** Begin RECORDS TO PROCESS **
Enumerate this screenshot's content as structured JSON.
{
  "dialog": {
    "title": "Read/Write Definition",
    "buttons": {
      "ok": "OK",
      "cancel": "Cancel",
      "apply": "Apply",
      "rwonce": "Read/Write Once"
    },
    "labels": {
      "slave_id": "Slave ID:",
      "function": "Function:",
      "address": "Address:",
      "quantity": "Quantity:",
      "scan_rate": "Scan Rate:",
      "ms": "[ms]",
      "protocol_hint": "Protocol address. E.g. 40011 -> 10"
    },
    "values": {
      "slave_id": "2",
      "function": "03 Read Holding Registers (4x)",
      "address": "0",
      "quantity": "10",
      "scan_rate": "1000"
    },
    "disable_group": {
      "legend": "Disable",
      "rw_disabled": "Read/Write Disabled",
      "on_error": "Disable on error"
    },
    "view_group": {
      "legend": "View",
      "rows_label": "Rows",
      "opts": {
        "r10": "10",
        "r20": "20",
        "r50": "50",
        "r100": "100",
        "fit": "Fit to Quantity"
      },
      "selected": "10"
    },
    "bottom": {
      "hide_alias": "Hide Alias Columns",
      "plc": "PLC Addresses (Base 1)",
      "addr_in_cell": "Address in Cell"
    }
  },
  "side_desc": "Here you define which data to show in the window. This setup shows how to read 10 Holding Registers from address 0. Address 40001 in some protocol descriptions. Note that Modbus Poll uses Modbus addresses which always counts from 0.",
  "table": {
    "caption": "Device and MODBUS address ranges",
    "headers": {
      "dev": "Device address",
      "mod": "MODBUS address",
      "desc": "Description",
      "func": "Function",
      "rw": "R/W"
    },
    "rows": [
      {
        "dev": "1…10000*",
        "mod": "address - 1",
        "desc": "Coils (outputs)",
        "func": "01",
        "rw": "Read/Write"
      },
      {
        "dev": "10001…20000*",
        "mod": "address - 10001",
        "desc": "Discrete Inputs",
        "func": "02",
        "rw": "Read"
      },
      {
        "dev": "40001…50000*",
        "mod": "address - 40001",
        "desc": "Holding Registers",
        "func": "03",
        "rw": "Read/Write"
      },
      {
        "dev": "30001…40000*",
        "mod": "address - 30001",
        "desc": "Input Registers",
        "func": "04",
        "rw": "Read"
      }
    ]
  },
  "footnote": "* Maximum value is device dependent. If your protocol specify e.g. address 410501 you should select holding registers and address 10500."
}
** End RECORDS TO PROCESS **
Your task is to retype all the records above with nothing left out.

» **THE REPLY**:
Enumerate this screenshot's content as structured JSON.
{
  "dialog": {
    "title": "Read/Write Definition",
    "buttons": {
      "ok": "OK",
      "cancel": "Cancel",
      "apply": "Apply",
      "rwonce": "Read/Write Once"
    },
    "labels": {
      "slave_id": "Slave ID:",
      "function": "Function:",
      "address": "Address:",
      "quantity": "Quantity:",
      "scan_rate": "Scan Rate:",
      "ms": "[ms]",
      "protocol_hint": "Protocol address. E.g. 40011 -> 10"
    },
    "values": {
      "slave_id": "2",
      "function": "03 Read Holding Registers (4x)",
      "address": "0",
      "quantity": "10",
      "scan_rate": "1000"
    },
    "disable_group": {
      "legend": "Disable",
      "rw_disabled": "Read/Write Disabled",
      "on_error": "Disable on error"
    },
    "view_group": {
      "legend": "View",
      "rows_label": "Rows",
      "opts": {
        "r10": "10",
        "r20": "20",
        "r50": "50",
        "r100": "100",
        "fit": "Fit to Quantity"
      },
      "selected": "10"
    },
    "bottom": {
      "hide_alias": "Hide Alias Columns",
      "plc": "PLC Addresses (Base 1)",
      "addr_in_cell": "Address in Cell"
    }
  },
  "side_desc": "Here you define which data to show in the window. This setup shows how to read 10 Holding Registers from address 0. Address 40001 in some protocol descriptions. Note that Modbus Poll uses Modbus addresses which always counts from 0.",
  "table": {
    "caption": "Device and MODBUS address ranges",
    "headers": {
      "dev": "Device address",
      "mod": "MODBUS address",
      "desc": "Description",
      "func": "Function",
      "rw": "R/W"
    },
    "rows": [
      {
        "dev": "1…10000*",
        "mod": "address - 1",
        "desc": "Coils (outputs)",
        "func": "01",
        "rw": "Read/Write"
      },
      {
        "dev": "10001…20000*",
        "mod": "address - 10001",
        "desc": "Discrete Inputs",
        "func": "02",
        "rw": "Read"
      },
      {
        "dev": "40001…50000*",
        "mod": "address - 40001",
        "desc": "Holding Registers",
        "func": "03",
        "rw": "Read/Write"
      },
      {
        "dev": "30001…40000*",
        "mod": "address - 30001",
        "desc": "Input Registers",
        "func": "04",
        "rw": "Read"
      }
    ]
  },
  "footnote": "* Maximum value is device dependent. If your protocol specify e.g. address 410501 you should select holding registers and address 10500."
}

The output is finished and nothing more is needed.